> Description of the task: Reproduce every line in the listing that contains the word "stock".

[Start]

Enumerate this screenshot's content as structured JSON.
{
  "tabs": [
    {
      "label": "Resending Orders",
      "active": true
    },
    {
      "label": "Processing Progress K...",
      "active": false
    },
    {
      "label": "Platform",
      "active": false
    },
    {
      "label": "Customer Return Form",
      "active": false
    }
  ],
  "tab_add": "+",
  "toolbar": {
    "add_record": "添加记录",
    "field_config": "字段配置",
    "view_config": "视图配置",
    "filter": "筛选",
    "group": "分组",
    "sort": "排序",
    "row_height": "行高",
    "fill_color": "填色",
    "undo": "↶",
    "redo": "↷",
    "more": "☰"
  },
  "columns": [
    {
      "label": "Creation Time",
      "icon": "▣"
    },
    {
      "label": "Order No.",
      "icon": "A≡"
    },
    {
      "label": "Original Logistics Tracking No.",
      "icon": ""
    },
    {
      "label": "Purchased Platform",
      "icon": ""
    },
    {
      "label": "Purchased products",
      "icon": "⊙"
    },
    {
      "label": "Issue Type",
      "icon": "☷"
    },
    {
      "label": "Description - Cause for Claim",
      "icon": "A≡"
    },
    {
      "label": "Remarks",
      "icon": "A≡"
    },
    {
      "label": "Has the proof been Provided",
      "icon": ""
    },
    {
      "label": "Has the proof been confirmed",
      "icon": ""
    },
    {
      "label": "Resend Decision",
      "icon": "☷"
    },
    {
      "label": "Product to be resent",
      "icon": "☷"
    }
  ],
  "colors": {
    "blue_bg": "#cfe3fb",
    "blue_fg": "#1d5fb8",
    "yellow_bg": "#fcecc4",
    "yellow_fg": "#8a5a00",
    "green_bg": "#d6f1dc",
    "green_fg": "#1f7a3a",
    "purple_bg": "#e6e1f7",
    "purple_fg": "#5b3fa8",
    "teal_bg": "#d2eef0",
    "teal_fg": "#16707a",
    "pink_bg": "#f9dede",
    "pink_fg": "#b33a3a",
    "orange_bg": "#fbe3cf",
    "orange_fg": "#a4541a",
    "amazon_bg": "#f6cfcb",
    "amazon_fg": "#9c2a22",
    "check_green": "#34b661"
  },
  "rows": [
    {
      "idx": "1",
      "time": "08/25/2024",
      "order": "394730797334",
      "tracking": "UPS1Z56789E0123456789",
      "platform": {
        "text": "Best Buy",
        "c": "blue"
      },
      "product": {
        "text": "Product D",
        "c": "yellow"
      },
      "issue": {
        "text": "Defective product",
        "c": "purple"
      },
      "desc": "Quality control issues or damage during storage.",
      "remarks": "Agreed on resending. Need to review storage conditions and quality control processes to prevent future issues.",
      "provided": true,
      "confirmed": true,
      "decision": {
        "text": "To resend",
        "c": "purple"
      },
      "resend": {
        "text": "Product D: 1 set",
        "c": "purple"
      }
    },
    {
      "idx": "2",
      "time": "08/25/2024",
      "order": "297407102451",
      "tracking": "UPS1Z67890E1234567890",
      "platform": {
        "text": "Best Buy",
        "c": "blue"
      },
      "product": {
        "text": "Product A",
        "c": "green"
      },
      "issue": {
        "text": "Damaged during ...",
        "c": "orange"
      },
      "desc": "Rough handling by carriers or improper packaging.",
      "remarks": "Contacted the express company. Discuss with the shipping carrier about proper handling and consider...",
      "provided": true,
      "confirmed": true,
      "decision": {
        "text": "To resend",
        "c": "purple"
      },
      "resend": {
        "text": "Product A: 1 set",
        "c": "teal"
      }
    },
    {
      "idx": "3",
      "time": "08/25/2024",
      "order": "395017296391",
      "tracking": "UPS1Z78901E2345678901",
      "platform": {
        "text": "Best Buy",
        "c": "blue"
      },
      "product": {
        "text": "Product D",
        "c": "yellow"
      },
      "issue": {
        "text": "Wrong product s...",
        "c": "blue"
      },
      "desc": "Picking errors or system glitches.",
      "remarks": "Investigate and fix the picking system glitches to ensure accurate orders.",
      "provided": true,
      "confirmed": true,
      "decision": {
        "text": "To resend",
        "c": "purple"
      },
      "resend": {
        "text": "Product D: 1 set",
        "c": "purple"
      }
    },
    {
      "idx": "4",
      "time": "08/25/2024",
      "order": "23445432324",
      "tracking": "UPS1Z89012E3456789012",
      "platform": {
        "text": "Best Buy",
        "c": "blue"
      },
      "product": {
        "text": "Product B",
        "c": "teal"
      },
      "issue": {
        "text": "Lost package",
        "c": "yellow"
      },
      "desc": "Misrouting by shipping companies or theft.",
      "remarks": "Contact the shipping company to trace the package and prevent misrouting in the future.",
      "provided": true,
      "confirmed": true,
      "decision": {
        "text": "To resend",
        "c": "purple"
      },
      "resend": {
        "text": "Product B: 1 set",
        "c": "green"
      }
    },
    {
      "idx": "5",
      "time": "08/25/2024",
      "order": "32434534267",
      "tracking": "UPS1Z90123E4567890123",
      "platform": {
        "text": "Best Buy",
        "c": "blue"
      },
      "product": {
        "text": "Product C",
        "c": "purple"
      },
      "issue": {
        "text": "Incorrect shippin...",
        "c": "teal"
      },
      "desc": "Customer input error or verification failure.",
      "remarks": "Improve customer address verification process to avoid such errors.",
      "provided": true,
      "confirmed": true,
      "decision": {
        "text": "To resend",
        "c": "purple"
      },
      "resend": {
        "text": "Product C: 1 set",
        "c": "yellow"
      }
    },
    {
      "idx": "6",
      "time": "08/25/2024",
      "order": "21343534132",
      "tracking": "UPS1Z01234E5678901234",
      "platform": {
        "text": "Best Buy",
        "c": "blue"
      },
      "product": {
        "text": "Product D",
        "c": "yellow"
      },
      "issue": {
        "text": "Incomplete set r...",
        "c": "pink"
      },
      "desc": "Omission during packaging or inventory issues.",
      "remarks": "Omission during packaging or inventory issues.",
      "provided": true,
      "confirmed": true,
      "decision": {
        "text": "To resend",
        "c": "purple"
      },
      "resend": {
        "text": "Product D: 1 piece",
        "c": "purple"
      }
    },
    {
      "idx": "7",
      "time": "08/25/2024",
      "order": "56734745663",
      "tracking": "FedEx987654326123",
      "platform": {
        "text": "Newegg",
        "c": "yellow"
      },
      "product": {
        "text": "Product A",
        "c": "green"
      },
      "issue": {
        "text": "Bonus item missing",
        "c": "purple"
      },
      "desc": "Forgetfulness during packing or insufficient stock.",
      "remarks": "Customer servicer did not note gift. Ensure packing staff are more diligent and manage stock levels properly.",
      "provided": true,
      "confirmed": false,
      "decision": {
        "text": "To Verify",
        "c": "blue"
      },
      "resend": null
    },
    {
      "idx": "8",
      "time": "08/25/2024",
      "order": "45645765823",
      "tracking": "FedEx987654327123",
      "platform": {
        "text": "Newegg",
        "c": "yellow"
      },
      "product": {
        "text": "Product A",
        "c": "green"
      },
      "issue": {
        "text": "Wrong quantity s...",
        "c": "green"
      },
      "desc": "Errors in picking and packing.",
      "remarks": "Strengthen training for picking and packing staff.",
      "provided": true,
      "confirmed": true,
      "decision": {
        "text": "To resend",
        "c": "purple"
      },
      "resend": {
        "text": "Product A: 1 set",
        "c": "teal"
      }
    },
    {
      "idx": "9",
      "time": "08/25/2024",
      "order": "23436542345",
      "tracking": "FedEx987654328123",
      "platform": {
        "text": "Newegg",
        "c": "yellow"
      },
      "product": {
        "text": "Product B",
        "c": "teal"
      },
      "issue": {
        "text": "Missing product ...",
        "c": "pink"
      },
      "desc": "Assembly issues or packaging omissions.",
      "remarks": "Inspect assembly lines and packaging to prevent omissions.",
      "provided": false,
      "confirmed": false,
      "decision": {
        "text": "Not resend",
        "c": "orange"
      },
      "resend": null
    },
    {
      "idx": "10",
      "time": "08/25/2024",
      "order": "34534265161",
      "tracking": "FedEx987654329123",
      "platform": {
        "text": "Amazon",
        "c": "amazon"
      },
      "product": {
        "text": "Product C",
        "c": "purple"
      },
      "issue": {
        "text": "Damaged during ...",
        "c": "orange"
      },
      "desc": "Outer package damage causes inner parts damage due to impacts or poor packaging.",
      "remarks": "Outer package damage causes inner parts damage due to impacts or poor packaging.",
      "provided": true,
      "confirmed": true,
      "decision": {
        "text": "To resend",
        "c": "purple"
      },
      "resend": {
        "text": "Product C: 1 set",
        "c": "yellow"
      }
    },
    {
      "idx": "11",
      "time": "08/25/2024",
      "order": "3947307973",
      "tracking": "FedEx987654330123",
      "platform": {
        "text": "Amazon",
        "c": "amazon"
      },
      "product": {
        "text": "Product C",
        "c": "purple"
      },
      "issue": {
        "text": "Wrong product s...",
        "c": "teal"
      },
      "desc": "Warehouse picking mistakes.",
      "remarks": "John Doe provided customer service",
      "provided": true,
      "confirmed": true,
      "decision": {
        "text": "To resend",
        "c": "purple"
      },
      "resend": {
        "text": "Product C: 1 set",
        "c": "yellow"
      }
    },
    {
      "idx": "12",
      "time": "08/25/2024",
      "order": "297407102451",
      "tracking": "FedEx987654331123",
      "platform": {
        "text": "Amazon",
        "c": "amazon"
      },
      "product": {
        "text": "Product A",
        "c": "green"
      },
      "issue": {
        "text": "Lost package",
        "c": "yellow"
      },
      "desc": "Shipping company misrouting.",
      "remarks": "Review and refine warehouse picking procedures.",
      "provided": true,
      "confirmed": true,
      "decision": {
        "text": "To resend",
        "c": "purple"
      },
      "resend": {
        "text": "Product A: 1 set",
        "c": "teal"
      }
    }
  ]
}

[End]

> Solved exercise:
      "desc": "Forgetfulness during packing or insufficient stock.",
      "remarks": "Customer servicer did not note gift. Ensure packing staff are more diligent and manage stock levels properly.",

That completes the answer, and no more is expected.